• [Short task]:
Every line below that contains "length" is to be copied.

* begin Given entries *

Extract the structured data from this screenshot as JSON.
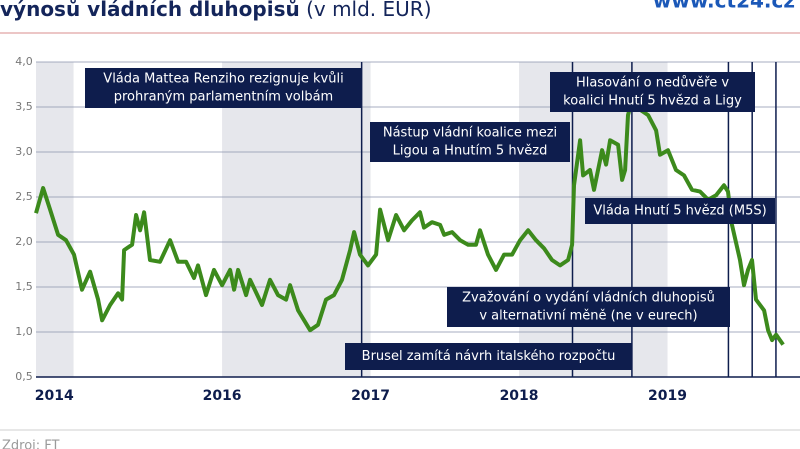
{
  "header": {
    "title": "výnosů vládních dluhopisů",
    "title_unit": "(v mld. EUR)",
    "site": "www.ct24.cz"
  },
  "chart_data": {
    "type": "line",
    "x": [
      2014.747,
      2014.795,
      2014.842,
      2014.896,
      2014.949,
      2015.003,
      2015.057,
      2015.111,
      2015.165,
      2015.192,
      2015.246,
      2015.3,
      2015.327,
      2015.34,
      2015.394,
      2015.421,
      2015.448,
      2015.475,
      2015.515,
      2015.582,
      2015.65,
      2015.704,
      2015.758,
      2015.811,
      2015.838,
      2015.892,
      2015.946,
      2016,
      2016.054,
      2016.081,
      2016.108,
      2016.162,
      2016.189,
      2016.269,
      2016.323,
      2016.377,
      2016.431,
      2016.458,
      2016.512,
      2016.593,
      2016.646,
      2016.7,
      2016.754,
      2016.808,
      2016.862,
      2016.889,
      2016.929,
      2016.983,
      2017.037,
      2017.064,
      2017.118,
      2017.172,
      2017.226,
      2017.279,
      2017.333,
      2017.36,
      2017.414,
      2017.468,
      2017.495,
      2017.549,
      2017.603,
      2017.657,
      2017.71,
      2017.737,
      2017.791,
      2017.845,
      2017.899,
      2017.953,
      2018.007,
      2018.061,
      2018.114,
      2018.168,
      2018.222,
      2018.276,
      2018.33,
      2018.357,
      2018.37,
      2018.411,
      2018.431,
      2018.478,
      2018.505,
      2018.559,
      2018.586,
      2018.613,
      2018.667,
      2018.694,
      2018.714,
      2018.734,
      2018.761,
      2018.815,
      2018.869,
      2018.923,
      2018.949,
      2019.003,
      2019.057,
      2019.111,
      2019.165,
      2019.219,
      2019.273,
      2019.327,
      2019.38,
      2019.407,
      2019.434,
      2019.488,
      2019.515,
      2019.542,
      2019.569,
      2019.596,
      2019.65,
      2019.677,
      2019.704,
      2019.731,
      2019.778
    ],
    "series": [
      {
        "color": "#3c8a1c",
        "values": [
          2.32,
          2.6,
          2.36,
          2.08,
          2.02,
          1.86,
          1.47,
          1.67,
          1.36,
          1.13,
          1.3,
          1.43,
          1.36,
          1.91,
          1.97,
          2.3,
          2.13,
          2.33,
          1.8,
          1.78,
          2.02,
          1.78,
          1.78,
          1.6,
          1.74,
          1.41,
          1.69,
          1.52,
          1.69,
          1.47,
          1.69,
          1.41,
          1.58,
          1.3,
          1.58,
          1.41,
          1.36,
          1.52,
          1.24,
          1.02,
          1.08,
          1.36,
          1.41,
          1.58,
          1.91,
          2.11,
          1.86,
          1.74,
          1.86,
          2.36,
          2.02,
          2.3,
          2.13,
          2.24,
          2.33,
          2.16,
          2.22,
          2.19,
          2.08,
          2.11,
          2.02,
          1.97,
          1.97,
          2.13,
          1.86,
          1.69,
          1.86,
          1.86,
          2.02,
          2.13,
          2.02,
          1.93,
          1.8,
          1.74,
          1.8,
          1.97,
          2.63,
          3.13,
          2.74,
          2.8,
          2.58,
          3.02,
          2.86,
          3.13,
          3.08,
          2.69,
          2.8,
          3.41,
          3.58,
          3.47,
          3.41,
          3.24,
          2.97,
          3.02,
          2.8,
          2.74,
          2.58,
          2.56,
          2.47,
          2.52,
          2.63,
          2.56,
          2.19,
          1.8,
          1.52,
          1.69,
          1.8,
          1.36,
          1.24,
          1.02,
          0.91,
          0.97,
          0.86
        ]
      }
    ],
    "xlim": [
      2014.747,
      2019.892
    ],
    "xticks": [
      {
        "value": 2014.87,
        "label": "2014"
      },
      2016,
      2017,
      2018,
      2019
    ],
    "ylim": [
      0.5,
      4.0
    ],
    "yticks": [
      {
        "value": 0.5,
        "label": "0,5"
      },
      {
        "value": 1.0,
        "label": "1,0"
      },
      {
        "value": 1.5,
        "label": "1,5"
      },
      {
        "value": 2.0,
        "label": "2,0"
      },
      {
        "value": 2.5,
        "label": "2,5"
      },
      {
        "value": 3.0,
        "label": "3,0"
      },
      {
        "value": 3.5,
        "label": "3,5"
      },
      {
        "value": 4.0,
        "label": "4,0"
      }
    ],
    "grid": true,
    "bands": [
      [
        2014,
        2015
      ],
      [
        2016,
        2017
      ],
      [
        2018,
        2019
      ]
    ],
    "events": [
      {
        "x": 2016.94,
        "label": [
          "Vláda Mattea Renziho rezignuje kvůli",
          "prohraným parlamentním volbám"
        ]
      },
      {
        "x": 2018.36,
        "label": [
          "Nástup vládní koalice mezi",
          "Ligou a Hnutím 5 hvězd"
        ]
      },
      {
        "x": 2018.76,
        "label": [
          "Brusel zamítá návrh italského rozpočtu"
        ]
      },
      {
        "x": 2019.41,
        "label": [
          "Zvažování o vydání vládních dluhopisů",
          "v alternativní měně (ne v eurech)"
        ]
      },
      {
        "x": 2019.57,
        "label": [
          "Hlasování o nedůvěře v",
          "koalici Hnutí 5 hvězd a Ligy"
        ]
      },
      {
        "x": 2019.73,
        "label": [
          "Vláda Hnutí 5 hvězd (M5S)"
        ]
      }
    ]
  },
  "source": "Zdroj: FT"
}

* end Given entries *
* begin Given entries *

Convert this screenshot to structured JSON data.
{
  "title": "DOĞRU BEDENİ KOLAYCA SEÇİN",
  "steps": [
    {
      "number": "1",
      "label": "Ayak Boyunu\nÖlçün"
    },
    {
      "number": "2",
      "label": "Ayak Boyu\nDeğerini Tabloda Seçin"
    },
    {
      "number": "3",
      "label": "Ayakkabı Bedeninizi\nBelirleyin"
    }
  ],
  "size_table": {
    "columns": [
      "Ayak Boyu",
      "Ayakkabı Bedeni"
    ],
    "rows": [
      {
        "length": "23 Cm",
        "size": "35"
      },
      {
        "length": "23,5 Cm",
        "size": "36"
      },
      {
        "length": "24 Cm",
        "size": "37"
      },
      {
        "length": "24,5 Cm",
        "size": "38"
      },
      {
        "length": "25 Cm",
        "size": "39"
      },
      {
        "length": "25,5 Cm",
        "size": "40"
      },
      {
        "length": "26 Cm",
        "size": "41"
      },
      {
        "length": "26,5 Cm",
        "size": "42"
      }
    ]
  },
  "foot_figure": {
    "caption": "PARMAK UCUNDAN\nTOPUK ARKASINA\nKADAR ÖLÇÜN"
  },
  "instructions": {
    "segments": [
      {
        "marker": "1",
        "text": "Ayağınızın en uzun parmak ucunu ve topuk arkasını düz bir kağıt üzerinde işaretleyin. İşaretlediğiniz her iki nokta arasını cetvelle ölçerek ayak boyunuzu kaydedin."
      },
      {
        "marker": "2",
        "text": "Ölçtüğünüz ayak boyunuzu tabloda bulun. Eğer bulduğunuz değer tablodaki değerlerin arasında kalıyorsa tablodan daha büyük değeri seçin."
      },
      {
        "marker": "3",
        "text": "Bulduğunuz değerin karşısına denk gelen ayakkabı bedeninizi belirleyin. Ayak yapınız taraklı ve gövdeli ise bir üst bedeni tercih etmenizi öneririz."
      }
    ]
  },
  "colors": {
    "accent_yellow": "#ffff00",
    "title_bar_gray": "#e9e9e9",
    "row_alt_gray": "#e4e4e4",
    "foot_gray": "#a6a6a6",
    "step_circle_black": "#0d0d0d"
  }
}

* end Given entries *
* begin Given entries *

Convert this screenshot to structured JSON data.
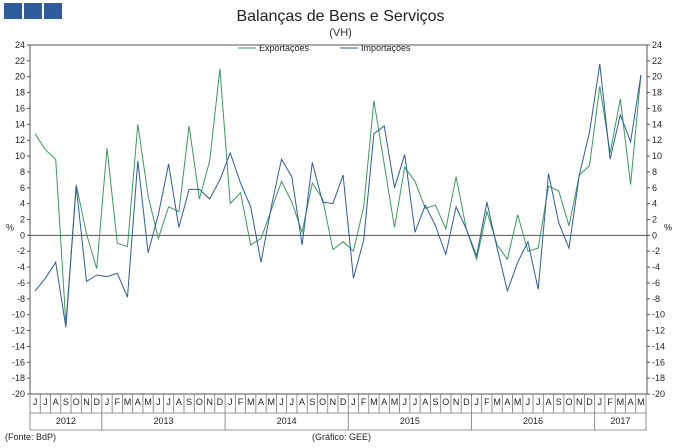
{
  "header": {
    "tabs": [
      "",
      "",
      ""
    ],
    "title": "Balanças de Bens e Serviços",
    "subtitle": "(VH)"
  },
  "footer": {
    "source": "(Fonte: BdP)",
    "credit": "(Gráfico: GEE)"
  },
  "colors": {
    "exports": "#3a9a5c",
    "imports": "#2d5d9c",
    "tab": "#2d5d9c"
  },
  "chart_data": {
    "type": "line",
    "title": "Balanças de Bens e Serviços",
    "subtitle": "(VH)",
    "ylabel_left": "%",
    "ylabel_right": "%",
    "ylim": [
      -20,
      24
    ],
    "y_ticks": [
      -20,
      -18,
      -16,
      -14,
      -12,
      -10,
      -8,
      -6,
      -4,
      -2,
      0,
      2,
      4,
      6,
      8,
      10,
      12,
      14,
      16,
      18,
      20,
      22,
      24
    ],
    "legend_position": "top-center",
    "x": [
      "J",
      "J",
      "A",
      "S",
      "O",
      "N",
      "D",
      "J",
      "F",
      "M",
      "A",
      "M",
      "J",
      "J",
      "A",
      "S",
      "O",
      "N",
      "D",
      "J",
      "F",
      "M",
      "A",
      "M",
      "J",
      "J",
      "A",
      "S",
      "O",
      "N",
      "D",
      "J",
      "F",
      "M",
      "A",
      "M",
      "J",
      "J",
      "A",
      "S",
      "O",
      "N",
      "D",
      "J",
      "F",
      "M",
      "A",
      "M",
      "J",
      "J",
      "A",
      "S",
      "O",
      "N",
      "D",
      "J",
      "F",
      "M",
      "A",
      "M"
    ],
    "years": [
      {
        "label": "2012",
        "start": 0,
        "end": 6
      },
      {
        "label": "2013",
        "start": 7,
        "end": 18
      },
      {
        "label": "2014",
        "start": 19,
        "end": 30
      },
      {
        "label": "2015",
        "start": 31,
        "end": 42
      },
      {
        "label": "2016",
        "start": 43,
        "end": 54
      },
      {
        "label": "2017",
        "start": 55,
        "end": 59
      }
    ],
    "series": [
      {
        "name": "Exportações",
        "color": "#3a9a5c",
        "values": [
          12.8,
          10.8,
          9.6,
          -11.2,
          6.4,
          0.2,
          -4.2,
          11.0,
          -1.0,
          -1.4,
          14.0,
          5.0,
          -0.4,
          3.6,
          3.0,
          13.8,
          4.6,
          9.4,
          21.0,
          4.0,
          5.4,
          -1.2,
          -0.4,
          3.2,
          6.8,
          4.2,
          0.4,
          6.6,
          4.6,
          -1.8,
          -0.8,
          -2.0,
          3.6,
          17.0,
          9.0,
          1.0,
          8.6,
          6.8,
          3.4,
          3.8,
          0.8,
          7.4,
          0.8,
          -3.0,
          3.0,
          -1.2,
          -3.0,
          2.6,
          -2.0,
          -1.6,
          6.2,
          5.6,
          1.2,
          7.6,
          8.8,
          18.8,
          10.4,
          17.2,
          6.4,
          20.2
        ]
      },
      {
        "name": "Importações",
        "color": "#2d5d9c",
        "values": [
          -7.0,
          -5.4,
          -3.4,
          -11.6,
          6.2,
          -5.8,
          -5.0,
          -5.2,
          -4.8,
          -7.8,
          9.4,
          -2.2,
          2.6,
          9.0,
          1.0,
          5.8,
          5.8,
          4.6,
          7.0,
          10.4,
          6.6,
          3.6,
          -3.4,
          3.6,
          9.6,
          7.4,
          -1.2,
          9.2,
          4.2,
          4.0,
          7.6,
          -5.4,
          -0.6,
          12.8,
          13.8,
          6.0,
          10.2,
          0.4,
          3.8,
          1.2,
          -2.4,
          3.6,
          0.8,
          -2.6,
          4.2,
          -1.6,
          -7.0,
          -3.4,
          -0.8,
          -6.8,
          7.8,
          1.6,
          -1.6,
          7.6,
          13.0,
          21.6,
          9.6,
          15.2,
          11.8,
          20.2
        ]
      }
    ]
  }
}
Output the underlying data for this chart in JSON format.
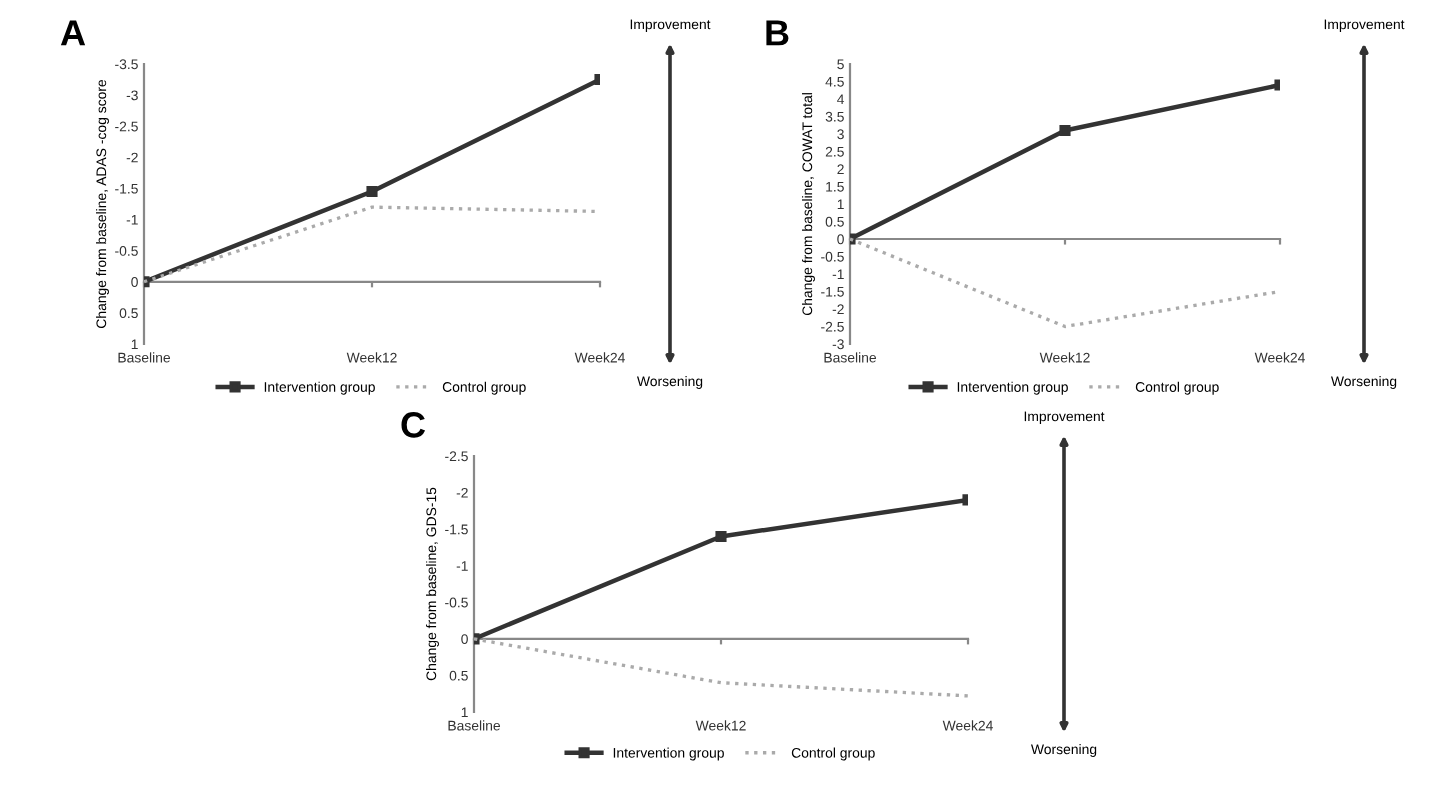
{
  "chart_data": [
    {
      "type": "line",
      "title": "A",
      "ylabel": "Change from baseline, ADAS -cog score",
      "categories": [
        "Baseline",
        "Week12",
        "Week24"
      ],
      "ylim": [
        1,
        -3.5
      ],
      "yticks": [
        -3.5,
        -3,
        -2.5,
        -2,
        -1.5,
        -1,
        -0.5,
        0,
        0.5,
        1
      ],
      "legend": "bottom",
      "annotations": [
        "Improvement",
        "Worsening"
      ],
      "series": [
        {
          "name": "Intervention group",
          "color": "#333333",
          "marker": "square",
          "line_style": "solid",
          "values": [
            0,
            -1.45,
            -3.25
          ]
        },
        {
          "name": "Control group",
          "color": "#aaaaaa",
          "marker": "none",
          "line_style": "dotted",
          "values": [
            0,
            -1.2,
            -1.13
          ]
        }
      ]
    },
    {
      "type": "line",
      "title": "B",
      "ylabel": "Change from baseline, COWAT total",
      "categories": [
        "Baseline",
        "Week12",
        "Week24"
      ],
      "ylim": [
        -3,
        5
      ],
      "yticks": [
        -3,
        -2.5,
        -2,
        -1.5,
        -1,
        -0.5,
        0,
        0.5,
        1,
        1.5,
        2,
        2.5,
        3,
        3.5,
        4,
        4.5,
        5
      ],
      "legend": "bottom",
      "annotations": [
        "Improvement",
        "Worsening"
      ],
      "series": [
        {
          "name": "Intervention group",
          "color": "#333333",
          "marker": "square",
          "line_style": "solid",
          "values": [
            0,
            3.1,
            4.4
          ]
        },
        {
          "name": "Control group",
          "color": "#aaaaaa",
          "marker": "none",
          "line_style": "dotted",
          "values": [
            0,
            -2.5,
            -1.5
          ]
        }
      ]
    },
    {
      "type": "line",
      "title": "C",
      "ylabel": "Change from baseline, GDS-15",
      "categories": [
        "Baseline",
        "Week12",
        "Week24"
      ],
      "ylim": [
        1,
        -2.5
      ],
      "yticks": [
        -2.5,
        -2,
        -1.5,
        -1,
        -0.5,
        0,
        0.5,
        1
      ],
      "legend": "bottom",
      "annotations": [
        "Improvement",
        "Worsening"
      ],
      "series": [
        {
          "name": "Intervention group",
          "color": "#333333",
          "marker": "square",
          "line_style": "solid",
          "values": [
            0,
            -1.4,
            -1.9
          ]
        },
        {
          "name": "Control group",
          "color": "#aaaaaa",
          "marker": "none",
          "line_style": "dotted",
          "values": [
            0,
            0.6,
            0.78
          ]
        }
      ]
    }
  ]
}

* end Given entries *

• [Solution for this task]:
        "length": "23 Cm",
        "length": "23,5 Cm",
        "length": "24 Cm",
        "length": "24,5 Cm",
        "length": "25 Cm",
        "length": "25,5 Cm",
        "length": "26 Cm",
        "length": "26,5 Cm",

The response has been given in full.